Short problem: Records follow. Pull out every line that contains "Thread".
— begin Stored data —
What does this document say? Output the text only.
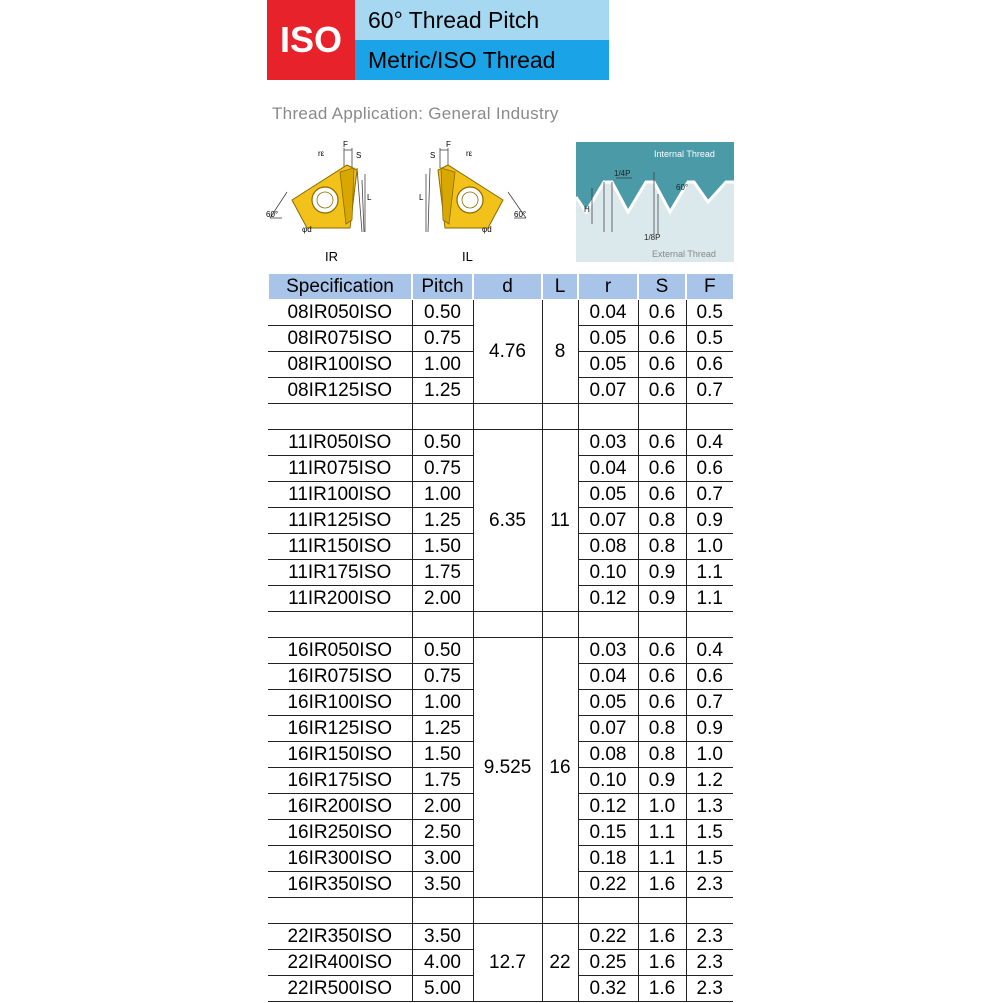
ISO	60° Thread Pitch
Metric/ISO Thread
Thread Application: General Industry
rε
F
S
L
60°
φd
IR
S
F
rε
L
60°
φd
IL
Internal Thread
1/4P
60°
H
1/8P
External Thread
Specification	Pitch	d	L	r	S	F
08IR050ISO	0.50	4.76	8	0.04	0.6	0.5
08IR075ISO	0.75			0.05	0.6	0.5
08IR100ISO	1.00			0.05	0.6	0.6
08IR125ISO	1.25			0.07	0.6	0.7

11IR050ISO	0.50	6.35	11	0.03	0.6	0.4
11IR075ISO	0.75			0.04	0.6	0.6
11IR100ISO	1.00			0.05	0.6	0.7
11IR125ISO	1.25			0.07	0.8	0.9
11IR150ISO	1.50			0.08	0.8	1.0
11IR175ISO	1.75			0.10	0.9	1.1
11IR200ISO	2.00			0.12	0.9	1.1

16IR050ISO	0.50	9.525	16	0.03	0.6	0.4
16IR075ISO	0.75			0.04	0.6	0.6
16IR100ISO	1.00			0.05	0.6	0.7
16IR125ISO	1.25			0.07	0.8	0.9
16IR150ISO	1.50			0.08	0.8	1.0
16IR175ISO	1.75			0.10	0.9	1.2
16IR200ISO	2.00			0.12	1.0	1.3
16IR250ISO	2.50			0.15	1.1	1.5
16IR300ISO	3.00			0.18	1.1	1.5
16IR350ISO	3.50			0.22	1.6	2.3

22IR350ISO	3.50	12.7	22	0.22	1.6	2.3
22IR400ISO	4.00			0.25	1.6	2.3
22IR500ISO	5.00			0.32	1.6	2.3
— end Stored data —
Result of the exercise:
ISO	60° Thread Pitch
Metric/ISO Thread
Thread Application: General Industry
Internal Thread
External Thread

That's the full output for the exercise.